● **WHAT YOU WILL DO**: Using the data below, copy every line that contains the word "values".

● ● ● ● ● ● ●

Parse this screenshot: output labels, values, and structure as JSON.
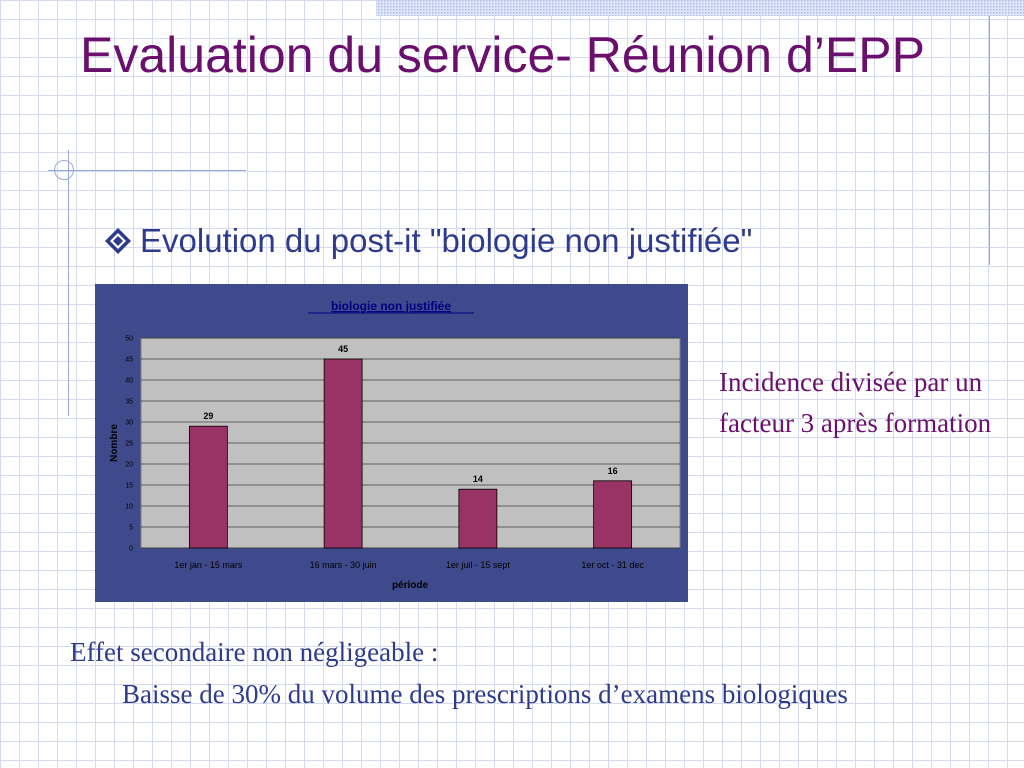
{
  "slide": {
    "title": "Evaluation du service- Réunion d’EPP",
    "bullet": "Evolution du post-it \"biologie non justifiée\"",
    "note": "Incidence divisée par un facteur 3 après formation",
    "footer_line1": "Effet secondaire non négligeable :",
    "footer_line2": "Baisse de 30% du volume des prescriptions d’examens biologiques"
  },
  "colors": {
    "title": "#6a0f6e",
    "text": "#2e3a8c",
    "chart_frame": "#3f4a8c",
    "plot_area": "#c0c0c0",
    "bar": "#993366"
  },
  "chart_data": {
    "type": "bar",
    "title": "biologie non justifiée",
    "xlabel": "période",
    "ylabel": "Nombre",
    "categories": [
      "1er jan - 15 mars",
      "16 mars - 30 juin",
      "1er juil - 15 sept",
      "1er oct - 31 dec"
    ],
    "values": [
      29,
      45,
      14,
      16
    ],
    "ylim": [
      0,
      50
    ],
    "yticks": [
      0,
      5,
      10,
      15,
      20,
      25,
      30,
      35,
      40,
      45,
      50
    ],
    "data_labels": true,
    "grid": true,
    "legend": false
  }
}
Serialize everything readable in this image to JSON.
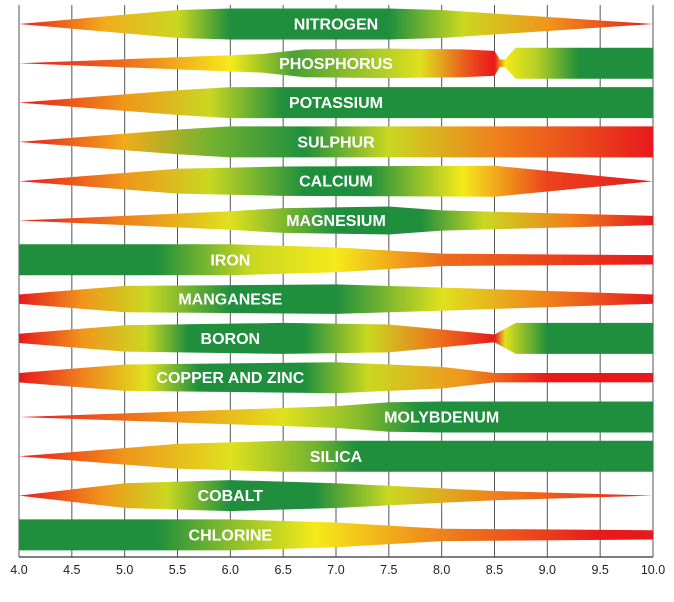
{
  "chart_data": {
    "type": "band",
    "title": "",
    "xlabel": "",
    "ylabel": "",
    "xlim": [
      4.0,
      10.0
    ],
    "x_ticks": [
      "4.0",
      "4.5",
      "5.0",
      "5.5",
      "6.0",
      "6.5",
      "7.0",
      "7.5",
      "8.0",
      "8.5",
      "9.0",
      "9.5",
      "10.0"
    ],
    "grid": "vertical",
    "colors": {
      "red": "#e8191c",
      "yellow": "#f5ea1a",
      "green": "#1f8f3d"
    },
    "series": [
      {
        "name": "NITROGEN",
        "label_x": 7.0,
        "thickness": [
          [
            4.0,
            0
          ],
          [
            5.5,
            0.9
          ],
          [
            6.0,
            1
          ],
          [
            7.5,
            1
          ],
          [
            8.0,
            0.9
          ],
          [
            10.0,
            0
          ]
        ],
        "color": [
          [
            4.0,
            0
          ],
          [
            4.8,
            0.35
          ],
          [
            5.5,
            0.6
          ],
          [
            6.0,
            1
          ],
          [
            7.5,
            1
          ],
          [
            8.2,
            0.6
          ],
          [
            9.0,
            0.3
          ],
          [
            10.0,
            0
          ]
        ]
      },
      {
        "name": "PHOSPHORUS",
        "label_x": 7.0,
        "thickness": [
          [
            4.0,
            0
          ],
          [
            6.3,
            0.6
          ],
          [
            6.7,
            0.9
          ],
          [
            7.5,
            0.95
          ],
          [
            8.2,
            0.9
          ],
          [
            8.5,
            0.8
          ],
          [
            8.55,
            0.25
          ],
          [
            8.6,
            0.25
          ],
          [
            8.7,
            1
          ],
          [
            10.0,
            1
          ]
        ],
        "color": [
          [
            4.0,
            0
          ],
          [
            5.0,
            0.2
          ],
          [
            6.0,
            0.5
          ],
          [
            6.6,
            0.9
          ],
          [
            7.8,
            0.55
          ],
          [
            8.3,
            0.1
          ],
          [
            8.5,
            0
          ],
          [
            8.6,
            0.5
          ],
          [
            8.9,
            0.65
          ],
          [
            9.3,
            1
          ],
          [
            10.0,
            1
          ]
        ]
      },
      {
        "name": "POTASSIUM",
        "label_x": 7.0,
        "thickness": [
          [
            4.0,
            0
          ],
          [
            5.5,
            0.8
          ],
          [
            6.0,
            1
          ],
          [
            10.0,
            1
          ]
        ],
        "color": [
          [
            4.0,
            0
          ],
          [
            5.0,
            0.3
          ],
          [
            5.8,
            0.6
          ],
          [
            6.5,
            1
          ],
          [
            10.0,
            1
          ]
        ]
      },
      {
        "name": "SULPHUR",
        "label_x": 7.0,
        "thickness": [
          [
            4.0,
            0
          ],
          [
            5.5,
            0.8
          ],
          [
            6.0,
            1
          ],
          [
            10.0,
            1
          ]
        ],
        "color": [
          [
            4.0,
            0
          ],
          [
            5.0,
            0.35
          ],
          [
            5.8,
            0.8
          ],
          [
            6.7,
            1
          ],
          [
            7.5,
            0.6
          ],
          [
            8.5,
            0.25
          ],
          [
            10.0,
            0
          ]
        ]
      },
      {
        "name": "CALCIUM",
        "label_x": 7.0,
        "thickness": [
          [
            4.0,
            0
          ],
          [
            5.5,
            0.8
          ],
          [
            6.5,
            0.95
          ],
          [
            8.5,
            1
          ],
          [
            10.0,
            0
          ]
        ],
        "color": [
          [
            4.0,
            0
          ],
          [
            5.0,
            0.3
          ],
          [
            5.8,
            0.6
          ],
          [
            6.7,
            1
          ],
          [
            7.3,
            1
          ],
          [
            8.2,
            0.5
          ],
          [
            9.0,
            0.1
          ],
          [
            10.0,
            0
          ]
        ]
      },
      {
        "name": "MAGNESIUM",
        "label_x": 7.0,
        "thickness": [
          [
            4.0,
            0
          ],
          [
            6.0,
            0.6
          ],
          [
            6.5,
            0.8
          ],
          [
            7.5,
            0.9
          ],
          [
            8.0,
            0.65
          ],
          [
            10.0,
            0.3
          ]
        ],
        "color": [
          [
            4.0,
            0
          ],
          [
            5.0,
            0.25
          ],
          [
            6.0,
            0.55
          ],
          [
            7.0,
            1
          ],
          [
            7.8,
            1
          ],
          [
            8.4,
            0.6
          ],
          [
            9.2,
            0.25
          ],
          [
            10.0,
            0
          ]
        ]
      },
      {
        "name": "IRON",
        "label_x": 6.0,
        "thickness": [
          [
            4.0,
            1
          ],
          [
            6.0,
            1
          ],
          [
            7.0,
            0.8
          ],
          [
            8.0,
            0.4
          ],
          [
            10.0,
            0.3
          ]
        ],
        "color": [
          [
            4.0,
            1
          ],
          [
            5.3,
            1
          ],
          [
            6.2,
            0.6
          ],
          [
            7.0,
            0.5
          ],
          [
            8.0,
            0.2
          ],
          [
            10.0,
            0
          ]
        ]
      },
      {
        "name": "MANGANESE",
        "label_x": 6.0,
        "thickness": [
          [
            4.0,
            0.3
          ],
          [
            5.0,
            0.85
          ],
          [
            7.0,
            0.95
          ],
          [
            8.0,
            0.75
          ],
          [
            10.0,
            0.3
          ]
        ],
        "color": [
          [
            4.0,
            0
          ],
          [
            4.6,
            0.3
          ],
          [
            5.2,
            0.6
          ],
          [
            6.0,
            1
          ],
          [
            7.0,
            1
          ],
          [
            8.0,
            0.55
          ],
          [
            9.0,
            0.25
          ],
          [
            10.0,
            0
          ]
        ]
      },
      {
        "name": "BORON",
        "label_x": 6.0,
        "thickness": [
          [
            4.0,
            0.3
          ],
          [
            5.0,
            0.85
          ],
          [
            6.5,
            1
          ],
          [
            7.5,
            0.9
          ],
          [
            8.5,
            0.25
          ],
          [
            8.7,
            1
          ],
          [
            10.0,
            1
          ]
        ],
        "color": [
          [
            4.0,
            0
          ],
          [
            4.6,
            0.3
          ],
          [
            5.2,
            0.6
          ],
          [
            5.6,
            1
          ],
          [
            6.7,
            1
          ],
          [
            7.3,
            0.6
          ],
          [
            8.0,
            0.2
          ],
          [
            8.5,
            0
          ],
          [
            8.6,
            0.55
          ],
          [
            9.0,
            1
          ],
          [
            10.0,
            1
          ]
        ]
      },
      {
        "name": "COPPER AND ZINC",
        "label_x": 6.0,
        "thickness": [
          [
            4.0,
            0.3
          ],
          [
            5.0,
            0.85
          ],
          [
            7.0,
            1
          ],
          [
            8.0,
            0.7
          ],
          [
            8.5,
            0.3
          ],
          [
            10.0,
            0.3
          ]
        ],
        "color": [
          [
            4.0,
            0
          ],
          [
            4.6,
            0.25
          ],
          [
            5.2,
            0.55
          ],
          [
            5.7,
            1
          ],
          [
            6.7,
            1
          ],
          [
            7.3,
            0.6
          ],
          [
            8.2,
            0.3
          ],
          [
            9.0,
            0
          ],
          [
            10.0,
            0
          ]
        ]
      },
      {
        "name": "MOLYBDENUM",
        "label_x": 8.0,
        "thickness": [
          [
            4.0,
            0
          ],
          [
            7.0,
            0.7
          ],
          [
            7.5,
            0.95
          ],
          [
            8.0,
            1
          ],
          [
            10.0,
            1
          ]
        ],
        "color": [
          [
            4.0,
            0
          ],
          [
            5.5,
            0.3
          ],
          [
            6.5,
            0.55
          ],
          [
            7.2,
            0.75
          ],
          [
            7.8,
            1
          ],
          [
            10.0,
            1
          ]
        ]
      },
      {
        "name": "SILICA",
        "label_x": 7.0,
        "thickness": [
          [
            4.0,
            0
          ],
          [
            5.5,
            0.8
          ],
          [
            6.5,
            1
          ],
          [
            10.0,
            1
          ]
        ],
        "color": [
          [
            4.0,
            0
          ],
          [
            5.0,
            0.3
          ],
          [
            6.0,
            0.55
          ],
          [
            6.8,
            0.8
          ],
          [
            7.2,
            1
          ],
          [
            10.0,
            1
          ]
        ]
      },
      {
        "name": "COBALT",
        "label_x": 6.0,
        "thickness": [
          [
            4.0,
            0
          ],
          [
            5.0,
            0.8
          ],
          [
            6.0,
            1
          ],
          [
            7.0,
            0.8
          ],
          [
            8.5,
            0.3
          ],
          [
            10.0,
            0
          ]
        ],
        "color": [
          [
            4.0,
            0
          ],
          [
            4.8,
            0.3
          ],
          [
            5.4,
            0.6
          ],
          [
            6.0,
            1
          ],
          [
            6.8,
            1
          ],
          [
            7.5,
            0.6
          ],
          [
            8.5,
            0.25
          ],
          [
            10.0,
            0
          ]
        ]
      },
      {
        "name": "CHLORINE",
        "label_x": 6.0,
        "thickness": [
          [
            4.0,
            1
          ],
          [
            6.0,
            1
          ],
          [
            7.0,
            0.8
          ],
          [
            8.0,
            0.4
          ],
          [
            10.0,
            0.3
          ]
        ],
        "color": [
          [
            4.0,
            1
          ],
          [
            5.3,
            1
          ],
          [
            6.0,
            0.75
          ],
          [
            6.8,
            0.5
          ],
          [
            8.0,
            0.25
          ],
          [
            9.5,
            0
          ],
          [
            10.0,
            0
          ]
        ]
      }
    ]
  }
}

● ● ● ● ● ● ●

● **ANSWER TO THIS PROBLEM**:
Parse this screenshot: output labels, values, and structure as JSON.
    "values": [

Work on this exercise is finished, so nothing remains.